● **TASK TO CARRY OUT**
From the listing below, copy every line with the word "triangle".

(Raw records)

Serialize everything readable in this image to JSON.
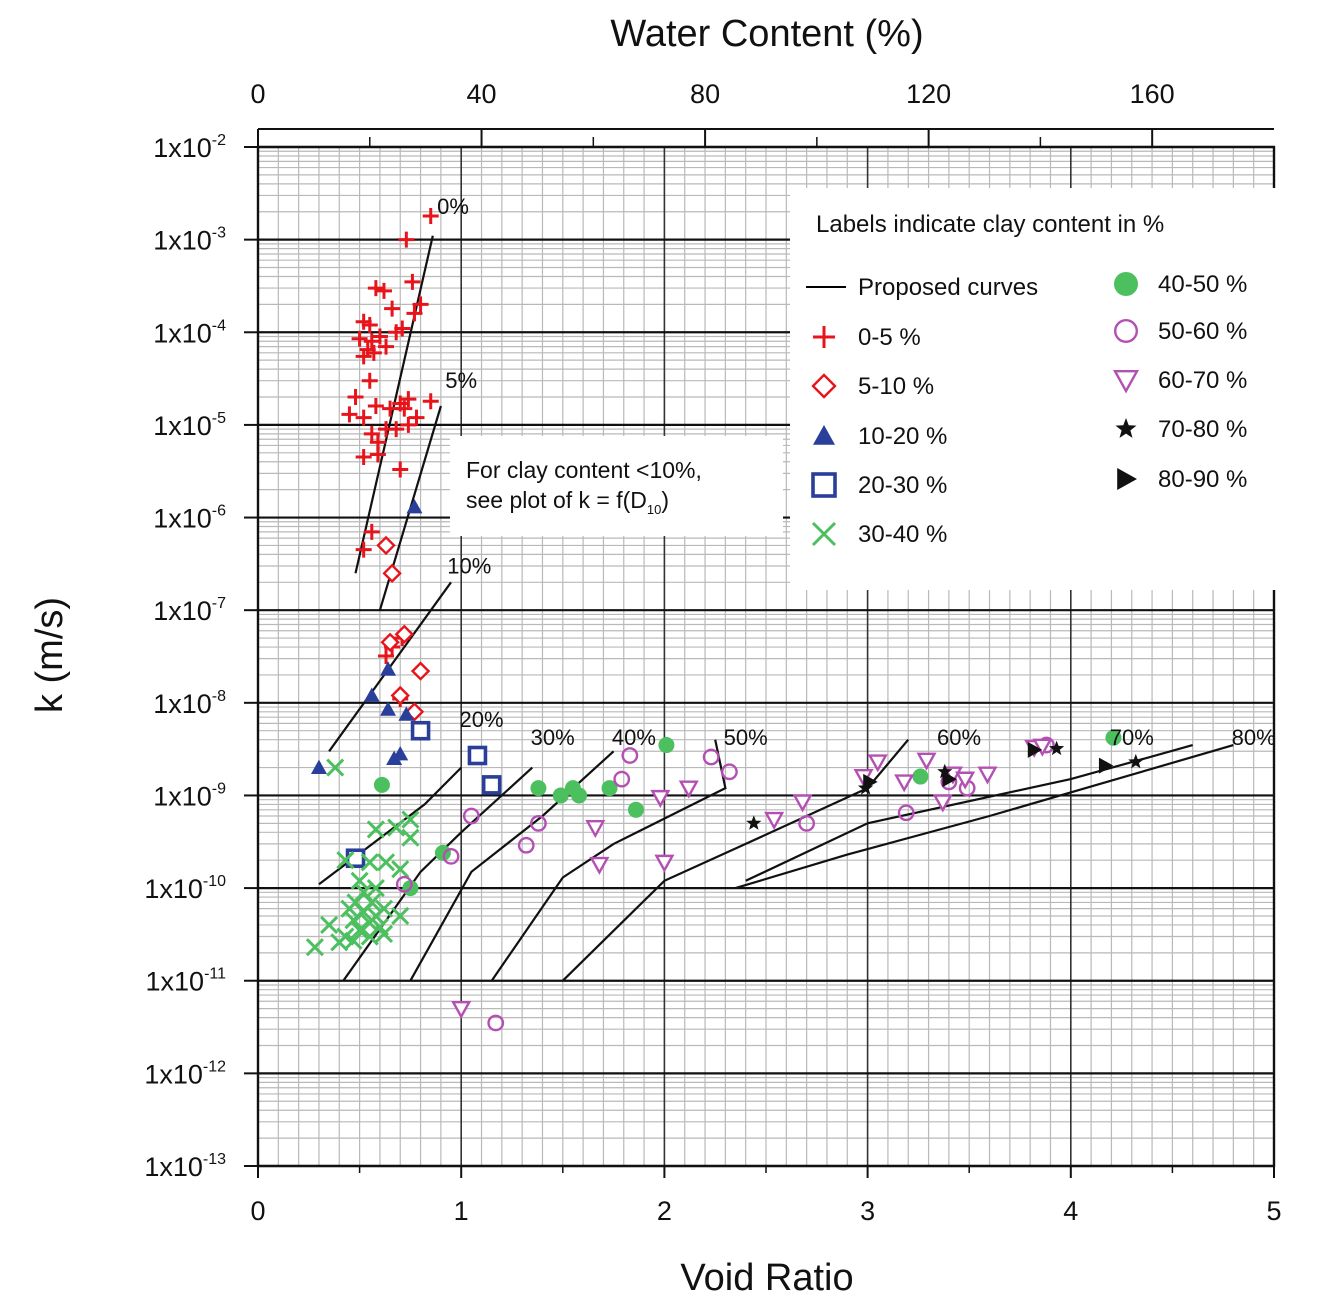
{
  "chart_data": {
    "type": "scatter",
    "title": "",
    "xlabel": "Void Ratio",
    "ylabel": "k (m/s)",
    "x2label": "Water Content (%)",
    "xlim": [
      0,
      5
    ],
    "x2lim": [
      0,
      181.8
    ],
    "x2ticks": [
      "0",
      "40",
      "80",
      "120",
      "160"
    ],
    "x2tick_values": [
      0,
      40,
      80,
      120,
      160
    ],
    "xticks": [
      "0",
      "1",
      "2",
      "3",
      "4",
      "5"
    ],
    "xtick_values": [
      0,
      1,
      2,
      3,
      4,
      5
    ],
    "yscale": "log",
    "ylim": [
      1e-13,
      0.01
    ],
    "ytick_values": [
      0.01,
      0.001,
      0.0001,
      1e-05,
      1e-06,
      1e-07,
      1e-08,
      1e-09,
      1e-10,
      1e-11,
      1e-12,
      1e-13
    ],
    "ytick_mantissa": "1x10",
    "ytick_exponents": [
      "-2",
      "-3",
      "-4",
      "-5",
      "-6",
      "-7",
      "-8",
      "-9",
      "-10",
      "-11",
      "-12",
      "-13"
    ],
    "grid": true,
    "legend_title": "Labels indicate clay content in %",
    "legend_placement": "top-right",
    "note_lines": [
      "For clay content <10%,",
      "see plot of k = f(D",
      "10",
      ")"
    ],
    "proposed_curves_label": "Proposed curves",
    "curves": [
      {
        "label": "0%",
        "label_pos": [
          0.96,
          0.0019
        ],
        "points": [
          [
            0.48,
            2.5e-07
          ],
          [
            0.86,
            0.0011
          ]
        ]
      },
      {
        "label": "5%",
        "label_pos": [
          1.0,
          2.5e-05
        ],
        "points": [
          [
            0.6,
            1e-07
          ],
          [
            0.9,
            1.6e-05
          ]
        ]
      },
      {
        "label": "10%",
        "label_pos": [
          1.04,
          2.5e-07
        ],
        "points": [
          [
            0.35,
            3e-09
          ],
          [
            0.95,
            2e-07
          ]
        ]
      },
      {
        "label": "20%",
        "label_pos": [
          1.1,
          5.5e-09
        ],
        "points": [
          [
            0.3,
            1.1e-10
          ],
          [
            0.82,
            8e-10
          ],
          [
            1.0,
            2e-09
          ]
        ]
      },
      {
        "label": "30%",
        "label_pos": [
          1.45,
          3.5e-09
        ],
        "points": [
          [
            0.42,
            1e-11
          ],
          [
            0.8,
            1.5e-10
          ],
          [
            1.0,
            4e-10
          ],
          [
            1.35,
            2e-09
          ]
        ]
      },
      {
        "label": "40%",
        "label_pos": [
          1.85,
          3.5e-09
        ],
        "points": [
          [
            0.75,
            1e-11
          ],
          [
            1.05,
            1.5e-10
          ],
          [
            1.4,
            6e-10
          ],
          [
            1.75,
            3e-09
          ]
        ]
      },
      {
        "label": "50%",
        "label_pos": [
          2.4,
          3.5e-09
        ],
        "points": [
          [
            1.15,
            1e-11
          ],
          [
            1.5,
            1.3e-10
          ],
          [
            1.75,
            3e-10
          ],
          [
            2.3,
            1.2e-09
          ],
          [
            2.25,
            4e-09
          ]
        ]
      },
      {
        "label": "60%",
        "label_pos": [
          3.45,
          3.5e-09
        ],
        "points": [
          [
            1.5,
            1e-11
          ],
          [
            2.0,
            1.2e-10
          ],
          [
            2.4,
            3e-10
          ],
          [
            3.0,
            1.2e-09
          ],
          [
            3.2,
            4e-09
          ]
        ]
      },
      {
        "label": "70%",
        "label_pos": [
          4.3,
          3.5e-09
        ],
        "points": [
          [
            2.4,
            1.2e-10
          ],
          [
            3.0,
            5e-10
          ],
          [
            4.0,
            1.5e-09
          ],
          [
            4.6,
            3.5e-09
          ]
        ]
      },
      {
        "label": "80%",
        "label_pos": [
          4.9,
          3.5e-09
        ],
        "points": [
          [
            2.35,
            1e-10
          ],
          [
            2.9,
            2.3e-10
          ],
          [
            3.6,
            6e-10
          ],
          [
            4.8,
            3.5e-09
          ]
        ]
      }
    ],
    "series": [
      {
        "name": "0-5 %",
        "marker": "plus",
        "color": "#e8141b",
        "points": [
          [
            0.85,
            0.0018
          ],
          [
            0.73,
            0.001
          ],
          [
            0.76,
            0.00035
          ],
          [
            0.58,
            0.0003
          ],
          [
            0.62,
            0.00028
          ],
          [
            0.66,
            0.00018
          ],
          [
            0.8,
            0.0002
          ],
          [
            0.77,
            0.00016
          ],
          [
            0.52,
            0.00013
          ],
          [
            0.55,
            0.00012
          ],
          [
            0.71,
            0.00011
          ],
          [
            0.68,
            0.0001
          ],
          [
            0.5,
            8.5e-05
          ],
          [
            0.6,
            9e-05
          ],
          [
            0.56,
            8e-05
          ],
          [
            0.54,
            6.5e-05
          ],
          [
            0.63,
            7e-05
          ],
          [
            0.52,
            5.5e-05
          ],
          [
            0.57,
            6e-05
          ],
          [
            0.55,
            3e-05
          ],
          [
            0.85,
            1.8e-05
          ],
          [
            0.7,
            1.7e-05
          ],
          [
            0.74,
            1.9e-05
          ],
          [
            0.48,
            2e-05
          ],
          [
            0.58,
            1.6e-05
          ],
          [
            0.65,
            1.5e-05
          ],
          [
            0.72,
            1.5e-05
          ],
          [
            0.45,
            1.3e-05
          ],
          [
            0.52,
            1.2e-05
          ],
          [
            0.78,
            1.2e-05
          ],
          [
            0.74,
            1e-05
          ],
          [
            0.63,
            9e-06
          ],
          [
            0.68,
            9e-06
          ],
          [
            0.56,
            8e-06
          ],
          [
            0.59,
            6.5e-06
          ],
          [
            0.52,
            4.5e-06
          ],
          [
            0.59,
            4.8e-06
          ],
          [
            0.7,
            3.3e-06
          ],
          [
            0.56,
            7e-07
          ],
          [
            0.52,
            4.5e-07
          ],
          [
            0.66,
            4e-08
          ],
          [
            0.71,
            5e-08
          ],
          [
            0.7,
            1.1e-08
          ],
          [
            0.63,
            3.2e-08
          ]
        ]
      },
      {
        "name": "5-10 %",
        "marker": "diamond",
        "color": "#e8141b",
        "points": [
          [
            0.63,
            5e-07
          ],
          [
            0.66,
            2.5e-07
          ],
          [
            0.65,
            4.5e-08
          ],
          [
            0.72,
            5.5e-08
          ],
          [
            0.8,
            2.2e-08
          ],
          [
            0.7,
            1.2e-08
          ],
          [
            0.77,
            8e-09
          ]
        ]
      },
      {
        "name": "10-20 %",
        "marker": "triangle-up",
        "color": "#2a3f9a",
        "points": [
          [
            0.77,
            1.3e-06
          ],
          [
            0.64,
            2.3e-08
          ],
          [
            0.56,
            1.2e-08
          ],
          [
            0.64,
            8.5e-09
          ],
          [
            0.73,
            7.5e-09
          ],
          [
            0.7,
            2.8e-09
          ],
          [
            0.67,
            2.5e-09
          ],
          [
            0.3,
            2e-09
          ]
        ]
      },
      {
        "name": "20-30 %",
        "marker": "square",
        "color": "#2a3f9a",
        "points": [
          [
            0.8,
            5e-09
          ],
          [
            1.08,
            2.7e-09
          ],
          [
            1.15,
            1.3e-09
          ],
          [
            0.48,
            2.1e-10
          ]
        ]
      },
      {
        "name": "30-40 %",
        "marker": "cross",
        "color": "#4cbf5f",
        "points": [
          [
            0.38,
            2e-09
          ],
          [
            0.75,
            5.5e-10
          ],
          [
            0.58,
            4.3e-10
          ],
          [
            0.68,
            4.5e-10
          ],
          [
            0.75,
            3.5e-10
          ],
          [
            0.43,
            2e-10
          ],
          [
            0.55,
            1.9e-10
          ],
          [
            0.63,
            1.9e-10
          ],
          [
            0.7,
            1.6e-10
          ],
          [
            0.5,
            1.2e-10
          ],
          [
            0.58,
            1e-10
          ],
          [
            0.52,
            9e-11
          ],
          [
            0.48,
            7e-11
          ],
          [
            0.56,
            7e-11
          ],
          [
            0.62,
            6e-11
          ],
          [
            0.45,
            6e-11
          ],
          [
            0.52,
            5.5e-11
          ],
          [
            0.58,
            5e-11
          ],
          [
            0.47,
            4.5e-11
          ],
          [
            0.55,
            4.2e-11
          ],
          [
            0.7,
            5e-11
          ],
          [
            0.6,
            3.8e-11
          ],
          [
            0.35,
            4e-11
          ],
          [
            0.5,
            3.5e-11
          ],
          [
            0.43,
            3e-11
          ],
          [
            0.55,
            3e-11
          ],
          [
            0.62,
            3.2e-11
          ],
          [
            0.4,
            2.6e-11
          ],
          [
            0.47,
            2.7e-11
          ],
          [
            0.28,
            2.3e-11
          ]
        ]
      },
      {
        "name": "40-50 %",
        "marker": "circle-filled",
        "color": "#4cbf5f",
        "points": [
          [
            0.61,
            1.3e-09
          ],
          [
            0.91,
            2.4e-10
          ],
          [
            0.75,
            1e-10
          ],
          [
            1.38,
            1.2e-09
          ],
          [
            1.49,
            1e-09
          ],
          [
            1.55,
            1.2e-09
          ],
          [
            1.58,
            1e-09
          ],
          [
            1.73,
            1.2e-09
          ],
          [
            1.86,
            7e-10
          ],
          [
            2.01,
            3.5e-09
          ],
          [
            3.26,
            1.6e-09
          ],
          [
            4.21,
            4.2e-09
          ]
        ]
      },
      {
        "name": "50-60 %",
        "marker": "circle-open",
        "color": "#b450b4",
        "points": [
          [
            0.95,
            2.2e-10
          ],
          [
            1.05,
            6e-10
          ],
          [
            1.38,
            5e-10
          ],
          [
            1.32,
            2.9e-10
          ],
          [
            1.79,
            1.5e-09
          ],
          [
            1.83,
            2.7e-09
          ],
          [
            2.23,
            2.6e-09
          ],
          [
            2.32,
            1.8e-09
          ],
          [
            2.7,
            5e-10
          ],
          [
            3.19,
            6.5e-10
          ],
          [
            3.4,
            1.4e-09
          ],
          [
            3.49,
            1.2e-09
          ],
          [
            3.88,
            3.5e-09
          ],
          [
            0.72,
            1.1e-10
          ],
          [
            1.17,
            3.5e-12
          ]
        ]
      },
      {
        "name": "60-70 %",
        "marker": "triangle-down",
        "color": "#b450b4",
        "points": [
          [
            1.0,
            5e-12
          ],
          [
            1.66,
            4.5e-10
          ],
          [
            1.68,
            1.8e-10
          ],
          [
            1.98,
            9.5e-10
          ],
          [
            2.0,
            1.9e-10
          ],
          [
            2.12,
            1.2e-09
          ],
          [
            2.54,
            5.5e-10
          ],
          [
            2.68,
            8.5e-10
          ],
          [
            2.98,
            1.6e-09
          ],
          [
            3.05,
            2.3e-09
          ],
          [
            3.18,
            1.4e-09
          ],
          [
            3.29,
            2.4e-09
          ],
          [
            3.37,
            8.5e-10
          ],
          [
            3.42,
            1.7e-09
          ],
          [
            3.48,
            1.5e-09
          ],
          [
            3.59,
            1.7e-09
          ],
          [
            3.82,
            3.3e-09
          ],
          [
            3.86,
            3.4e-09
          ]
        ]
      },
      {
        "name": "70-80 %",
        "marker": "star",
        "color": "#111111",
        "points": [
          [
            2.44,
            5e-10
          ],
          [
            2.99,
            1.2e-09
          ],
          [
            3.38,
            1.8e-09
          ],
          [
            3.93,
            3.2e-09
          ],
          [
            4.32,
            2.3e-09
          ]
        ]
      },
      {
        "name": "80-90 %",
        "marker": "triangle-right",
        "color": "#111111",
        "points": [
          [
            3.01,
            1.4e-09
          ],
          [
            3.4,
            1.5e-09
          ],
          [
            3.82,
            3.1e-09
          ],
          [
            4.17,
            2.1e-09
          ]
        ]
      }
    ]
  }
}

● **FINAL RESULT**
        "marker": "triangle-up",
        "marker": "triangle-down",
        "marker": "triangle-right",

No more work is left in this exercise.